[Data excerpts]
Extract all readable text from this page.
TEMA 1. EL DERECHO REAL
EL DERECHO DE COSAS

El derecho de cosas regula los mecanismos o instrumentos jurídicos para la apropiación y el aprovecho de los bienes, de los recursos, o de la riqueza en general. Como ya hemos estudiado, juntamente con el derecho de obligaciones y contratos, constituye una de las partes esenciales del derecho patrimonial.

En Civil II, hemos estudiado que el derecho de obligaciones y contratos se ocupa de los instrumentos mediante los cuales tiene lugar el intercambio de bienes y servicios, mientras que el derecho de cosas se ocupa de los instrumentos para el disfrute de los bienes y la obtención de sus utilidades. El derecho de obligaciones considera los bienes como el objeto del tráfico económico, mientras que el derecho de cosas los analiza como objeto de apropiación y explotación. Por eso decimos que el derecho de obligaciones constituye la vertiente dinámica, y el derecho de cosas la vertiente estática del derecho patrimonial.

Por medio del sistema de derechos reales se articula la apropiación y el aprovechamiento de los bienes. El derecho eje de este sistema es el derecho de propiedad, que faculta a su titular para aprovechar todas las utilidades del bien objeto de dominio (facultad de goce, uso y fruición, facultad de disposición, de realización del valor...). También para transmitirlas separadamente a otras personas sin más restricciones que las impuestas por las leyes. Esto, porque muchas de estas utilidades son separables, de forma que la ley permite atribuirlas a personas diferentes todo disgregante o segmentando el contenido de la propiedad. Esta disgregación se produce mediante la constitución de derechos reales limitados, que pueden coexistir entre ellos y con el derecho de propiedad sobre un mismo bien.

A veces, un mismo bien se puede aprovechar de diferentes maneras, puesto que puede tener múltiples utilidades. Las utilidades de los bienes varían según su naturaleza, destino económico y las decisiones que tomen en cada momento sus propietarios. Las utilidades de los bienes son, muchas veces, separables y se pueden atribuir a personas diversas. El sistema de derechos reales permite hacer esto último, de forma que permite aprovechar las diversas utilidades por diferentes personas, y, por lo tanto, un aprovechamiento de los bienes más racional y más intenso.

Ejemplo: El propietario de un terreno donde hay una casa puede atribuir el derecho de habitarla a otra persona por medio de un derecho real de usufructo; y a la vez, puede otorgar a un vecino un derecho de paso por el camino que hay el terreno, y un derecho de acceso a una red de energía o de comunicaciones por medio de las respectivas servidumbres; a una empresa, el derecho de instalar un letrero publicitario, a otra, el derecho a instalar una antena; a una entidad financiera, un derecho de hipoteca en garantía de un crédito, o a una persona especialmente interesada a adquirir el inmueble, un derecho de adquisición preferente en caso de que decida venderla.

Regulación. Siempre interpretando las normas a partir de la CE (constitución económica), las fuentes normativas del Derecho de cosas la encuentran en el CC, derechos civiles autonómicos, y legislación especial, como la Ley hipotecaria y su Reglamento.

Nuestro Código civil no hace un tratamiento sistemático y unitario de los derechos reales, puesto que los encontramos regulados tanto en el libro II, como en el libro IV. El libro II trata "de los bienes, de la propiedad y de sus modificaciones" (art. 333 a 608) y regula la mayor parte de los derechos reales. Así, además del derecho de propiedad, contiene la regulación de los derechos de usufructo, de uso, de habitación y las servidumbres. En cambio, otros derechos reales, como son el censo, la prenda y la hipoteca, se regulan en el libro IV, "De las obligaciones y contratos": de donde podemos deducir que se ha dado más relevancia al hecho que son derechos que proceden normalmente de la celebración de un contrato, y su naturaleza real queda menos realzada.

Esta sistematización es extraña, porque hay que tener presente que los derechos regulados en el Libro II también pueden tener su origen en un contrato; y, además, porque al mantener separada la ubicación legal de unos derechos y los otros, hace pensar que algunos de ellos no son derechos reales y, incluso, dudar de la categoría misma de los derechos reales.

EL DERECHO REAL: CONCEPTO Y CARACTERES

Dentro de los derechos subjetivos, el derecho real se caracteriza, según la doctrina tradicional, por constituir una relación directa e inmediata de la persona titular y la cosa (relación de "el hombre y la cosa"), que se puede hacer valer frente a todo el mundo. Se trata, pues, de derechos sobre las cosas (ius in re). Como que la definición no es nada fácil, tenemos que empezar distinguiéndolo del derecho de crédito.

[What the task requires] Where does the word "objeto" appear in the listing? List each line that holds it.

[Response to the task]
En Civil II, hemos estudiado que el derecho de obligaciones y contratos se ocupa de los instrumentos mediante los cuales tiene lugar el intercambio de bienes y servicios, mientras que el derecho de cosas se ocupa de los instrumentos para el disfrute de los bienes y la obtención de sus utilidades. El derecho de obligaciones considera los bienes como el objeto del tráfico económico, mientras que el derecho de cosas los analiza como objeto de apropiación y explotación. Por eso decimos que el derecho de obligaciones constituye la vertiente dinámica, y el derecho de cosas la vertiente estática del derecho patrimonial.
Por medio del sistema de derechos reales se articula la apropiación y el aprovechamiento de los bienes. El derecho eje de este sistema es el derecho de propiedad, que faculta a su titular para aprovechar todas las utilidades del bien objeto de dominio (facultad de goce, uso y fruición, facultad de disposición, de realización del valor...). También para transmitirlas separadamente a otras personas sin más restricciones que las impuestas por las leyes. Esto, porque muchas de estas utilidades son separables, de forma que la ley permite atribuirlas a personas diferentes todo disgregante o segmentando el contenido de la propiedad. Esta disgregación se produce mediante la constitución de derechos reales limitados, que pueden coexistir entre ellos y con el derecho de propiedad sobre un mismo bien.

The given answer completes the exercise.